(Data records)
[START]
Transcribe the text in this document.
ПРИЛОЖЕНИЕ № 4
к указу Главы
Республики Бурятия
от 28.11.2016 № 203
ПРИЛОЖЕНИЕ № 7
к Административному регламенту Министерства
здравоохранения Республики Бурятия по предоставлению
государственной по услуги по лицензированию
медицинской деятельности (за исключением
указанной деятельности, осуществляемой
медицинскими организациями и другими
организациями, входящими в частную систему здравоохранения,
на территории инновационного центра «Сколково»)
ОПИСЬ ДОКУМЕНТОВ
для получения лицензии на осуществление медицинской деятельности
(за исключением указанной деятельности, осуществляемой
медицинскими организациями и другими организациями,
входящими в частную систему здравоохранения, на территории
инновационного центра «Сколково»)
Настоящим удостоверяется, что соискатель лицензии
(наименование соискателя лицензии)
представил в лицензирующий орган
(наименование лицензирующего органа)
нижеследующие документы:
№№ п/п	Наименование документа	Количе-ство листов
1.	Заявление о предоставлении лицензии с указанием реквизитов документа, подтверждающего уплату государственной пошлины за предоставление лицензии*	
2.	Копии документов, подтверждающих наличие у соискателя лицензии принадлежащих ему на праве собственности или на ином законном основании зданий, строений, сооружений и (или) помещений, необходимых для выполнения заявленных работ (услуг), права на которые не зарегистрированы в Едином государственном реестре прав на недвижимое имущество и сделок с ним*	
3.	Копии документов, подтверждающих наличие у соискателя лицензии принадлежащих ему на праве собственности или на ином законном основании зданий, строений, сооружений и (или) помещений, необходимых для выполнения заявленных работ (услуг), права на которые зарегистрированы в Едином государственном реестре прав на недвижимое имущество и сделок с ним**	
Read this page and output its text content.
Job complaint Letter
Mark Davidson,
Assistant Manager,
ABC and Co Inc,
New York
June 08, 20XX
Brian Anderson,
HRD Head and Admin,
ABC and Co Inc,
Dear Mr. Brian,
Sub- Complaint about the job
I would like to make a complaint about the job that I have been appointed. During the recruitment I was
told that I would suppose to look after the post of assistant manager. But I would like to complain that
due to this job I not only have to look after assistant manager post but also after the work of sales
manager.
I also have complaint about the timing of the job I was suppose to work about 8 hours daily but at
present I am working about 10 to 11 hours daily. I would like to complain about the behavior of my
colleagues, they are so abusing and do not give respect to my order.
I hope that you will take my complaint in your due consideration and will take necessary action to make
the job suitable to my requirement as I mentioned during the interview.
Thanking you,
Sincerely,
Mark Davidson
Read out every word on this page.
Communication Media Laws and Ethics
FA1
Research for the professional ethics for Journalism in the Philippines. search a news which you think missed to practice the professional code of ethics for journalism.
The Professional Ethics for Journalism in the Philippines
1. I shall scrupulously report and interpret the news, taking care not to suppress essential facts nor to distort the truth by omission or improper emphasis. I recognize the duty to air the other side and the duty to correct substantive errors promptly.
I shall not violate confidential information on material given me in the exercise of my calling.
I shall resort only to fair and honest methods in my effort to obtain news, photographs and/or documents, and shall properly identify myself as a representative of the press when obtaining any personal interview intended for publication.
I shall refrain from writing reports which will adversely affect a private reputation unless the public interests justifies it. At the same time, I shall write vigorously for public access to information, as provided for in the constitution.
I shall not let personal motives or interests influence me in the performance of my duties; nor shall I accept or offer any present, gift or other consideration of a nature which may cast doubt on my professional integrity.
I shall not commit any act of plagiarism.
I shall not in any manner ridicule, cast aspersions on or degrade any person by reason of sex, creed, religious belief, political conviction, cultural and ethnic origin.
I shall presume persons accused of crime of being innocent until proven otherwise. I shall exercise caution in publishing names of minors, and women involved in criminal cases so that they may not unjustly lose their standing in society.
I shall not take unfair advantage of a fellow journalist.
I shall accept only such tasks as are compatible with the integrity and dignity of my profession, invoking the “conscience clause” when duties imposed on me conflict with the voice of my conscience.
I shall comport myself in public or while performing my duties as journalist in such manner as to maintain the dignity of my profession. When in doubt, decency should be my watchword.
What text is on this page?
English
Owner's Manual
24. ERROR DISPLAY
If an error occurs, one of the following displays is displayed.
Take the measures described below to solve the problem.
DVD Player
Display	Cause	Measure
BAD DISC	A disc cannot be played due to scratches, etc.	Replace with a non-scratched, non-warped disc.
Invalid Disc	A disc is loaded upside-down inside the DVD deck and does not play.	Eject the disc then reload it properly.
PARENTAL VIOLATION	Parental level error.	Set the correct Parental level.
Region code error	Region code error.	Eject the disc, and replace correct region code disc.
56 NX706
[END]
Directions for this task:
Copy out each line that contains the word "реестре".

Complete response:
2.	Копии документов, подтверждающих наличие у соискателя лицензии принадлежащих ему на праве собственности или на ином законном основании зданий, строений, сооружений и (или) помещений, необходимых для выполнения заявленных работ (услуг), права на которые не зарегистрированы в Едином государственном реестре прав на недвижимое имущество и сделок с ним*	
3.	Копии документов, подтверждающих наличие у соискателя лицензии принадлежащих ему на праве собственности или на ином законном основании зданий, строений, сооружений и (или) помещений, необходимых для выполнения заявленных работ (услуг), права на которые зарегистрированы в Едином государственном реестре прав на недвижимое имущество и сделок с ним**	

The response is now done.